GIVEN REQUEST => Quote the records below in full, exactly as given, with the images taken out.

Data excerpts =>
________

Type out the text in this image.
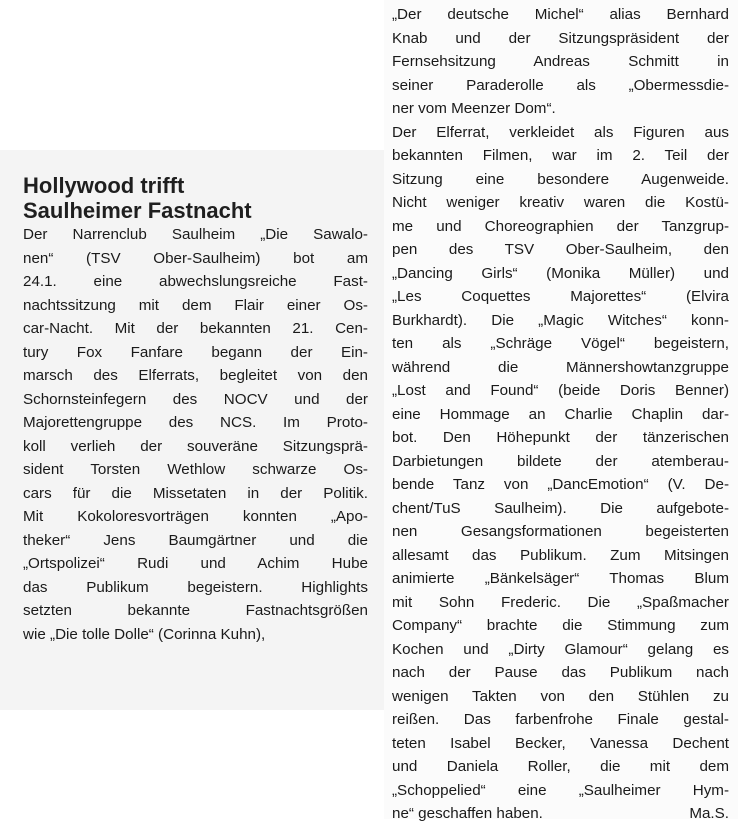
Hollywood trifft
Saulheimer Fastnacht
Der Narrenclub Saulheim „Die Sawalo-
nen“ (TSV Ober-Saulheim) bot am
24.1. eine abwechslungsreiche Fast-
nachtssitzung mit dem Flair einer Os-
car-Nacht. Mit der bekannten 21. Cen-
tury Fox Fanfare begann der Ein-
marsch des Elferrats, begleitet von den
Schornsteinfegern des NOCV und der
Majorettengruppe des NCS. Im Proto-
koll verlieh der souveräne Sitzungsprä-
sident Torsten Wethlow schwarze Os-
cars für die Missetaten in der Politik.
Mit Kokoloresvorträgen konnten „Apo-
theker“ Jens Baumgärtner und die
„Ortspolizei“ Rudi und Achim Hube
das Publikum begeistern. Highlights
setzten bekannte Fastnachtsgrößen
wie „Die tolle Dolle“ (Corinna Kuhn),
„Der deutsche Michel“ alias Bernhard
Knab und der Sitzungspräsident der
Fernsehsitzung Andreas Schmitt in
seiner Paraderolle als „Obermessdie-
ner vom Meenzer Dom“.
Der Elferrat, verkleidet als Figuren aus
bekannten Filmen, war im 2. Teil der
Sitzung eine besondere Augenweide.
Nicht weniger kreativ waren die Kostü-
me und Choreographien der Tanzgrup-
pen des TSV Ober-Saulheim, den
„Dancing Girls“ (Monika Müller) und
„Les Coquettes Majorettes“ (Elvira
Burkhardt). Die „Magic Witches“ konn-
ten als „Schräge Vögel“ begeistern,
während die Männershowtanzgruppe
„Lost and Found“ (beide Doris Benner)
eine Hommage an Charlie Chaplin dar-
bot. Den Höhepunkt der tänzerischen
Darbietungen bildete der atemberau-
bende Tanz von „DancEmotion“ (V. De-
chent/TuS Saulheim). Die aufgebote-
nen Gesangsformationen begeisterten
allesamt das Publikum. Zum Mitsingen
animierte „Bänkelsäger“ Thomas Blum
mit Sohn Frederic. Die „Spaßmacher
Company“ brachte die Stimmung zum
Kochen und „Dirty Glamour“ gelang es
nach der Pause das Publikum nach
wenigen Takten von den Stühlen zu
reißen. Das farbenfrohe Finale gestal-
teten Isabel Becker, Vanessa Dechent
und Daniela Roller, die mit dem
„Schoppelied“ eine „Saulheimer Hym-
ne“ geschaffen haben.	Ma.S.
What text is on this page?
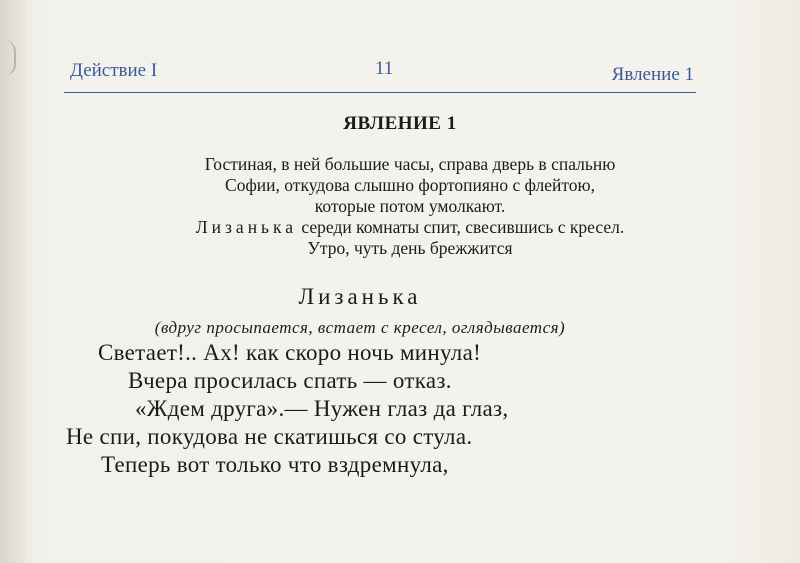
Действие I	11	Явление 1
ЯВЛЕНИЕ 1
Гостиная, в ней большие часы, справа дверь в спальню
Софии, откудова слышно фортопияно с флейтою,
которые потом умолкают.
Лизанька середи комнаты спит, свесившись с кресел.
Утро, чуть день брежжится
Лизанька
(вдруг просыпается, встает с кресел, оглядывается)
Светает!.. Ах! как скоро ночь минула!
Вчера просилась спать — отказ.
«Ждем друга».— Нужен глаз да глаз,
Не спи, покудова не скатишься со стула.
Теперь вот только что вздремнула,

________

COMPLETE OUTPUT =>
Type out the text in this image.
Hollywood trifft
Saulheimer Fastnacht
Der Narrenclub Saulheim „Die Sawalo-
nen“ (TSV Ober-Saulheim) bot am
24.1. eine abwechslungsreiche Fast-
nachtssitzung mit dem Flair einer Os-
car-Nacht. Mit der bekannten 21. Cen-
tury Fox Fanfare begann der Ein-
marsch des Elferrats, begleitet von den
Schornsteinfegern des NOCV und der
Majorettengruppe des NCS. Im Proto-
koll verlieh der souveräne Sitzungsprä-
sident Torsten Wethlow schwarze Os-
cars für die Missetaten in der Politik.
Mit Kokoloresvorträgen konnten „Apo-
theker“ Jens Baumgärtner und die
„Ortspolizei“ Rudi und Achim Hube
das Publikum begeistern. Highlights
setzten bekannte Fastnachtsgrößen
wie „Die tolle Dolle“ (Corinna Kuhn),
„Der deutsche Michel“ alias Bernhard
Knab und der Sitzungspräsident der
Fernsehsitzung Andreas Schmitt in
seiner Paraderolle als „Obermessdie-
ner vom Meenzer Dom“.
Der Elferrat, verkleidet als Figuren aus
bekannten Filmen, war im 2. Teil der
Sitzung eine besondere Augenweide.
Nicht weniger kreativ waren die Kostü-
me und Choreographien der Tanzgrup-
pen des TSV Ober-Saulheim, den
„Dancing Girls“ (Monika Müller) und
„Les Coquettes Majorettes“ (Elvira
Burkhardt). Die „Magic Witches“ konn-
ten als „Schräge Vögel“ begeistern,
während die Männershowtanzgruppe
„Lost and Found“ (beide Doris Benner)
eine Hommage an Charlie Chaplin dar-
bot. Den Höhepunkt der tänzerischen
Darbietungen bildete der atemberau-
bende Tanz von „DancEmotion“ (V. De-
chent/TuS Saulheim). Die aufgebote-
nen Gesangsformationen begeisterten
allesamt das Publikum. Zum Mitsingen
animierte „Bänkelsäger“ Thomas Blum
mit Sohn Frederic. Die „Spaßmacher
Company“ brachte die Stimmung zum
Kochen und „Dirty Glamour“ gelang es
nach der Pause das Publikum nach
wenigen Takten von den Stühlen zu
reißen. Das farbenfrohe Finale gestal-
teten Isabel Becker, Vanessa Dechent
und Daniela Roller, die mit dem
„Schoppelied“ eine „Saulheimer Hym-
ne“ geschaffen haben.	Ma.S.
What text is on this page?
Действие I	11	Явление 1
ЯВЛЕНИЕ 1
Гостиная, в ней большие часы, справа дверь в спальню
Софии, откудова слышно фортопияно с флейтою,
которые потом умолкают.
Лизанька середи комнаты спит, свесившись с кресел.
Утро, чуть день брежжится
Лизанька
(вдруг просыпается, встает с кресел, оглядывается)
Светает!.. Ах! как скоро ночь минула!
Вчера просилась спать — отказ.
«Ждем друга».— Нужен глаз да глаз,
Не спи, покудова не скатишься со стула.
Теперь вот только что вздремнула,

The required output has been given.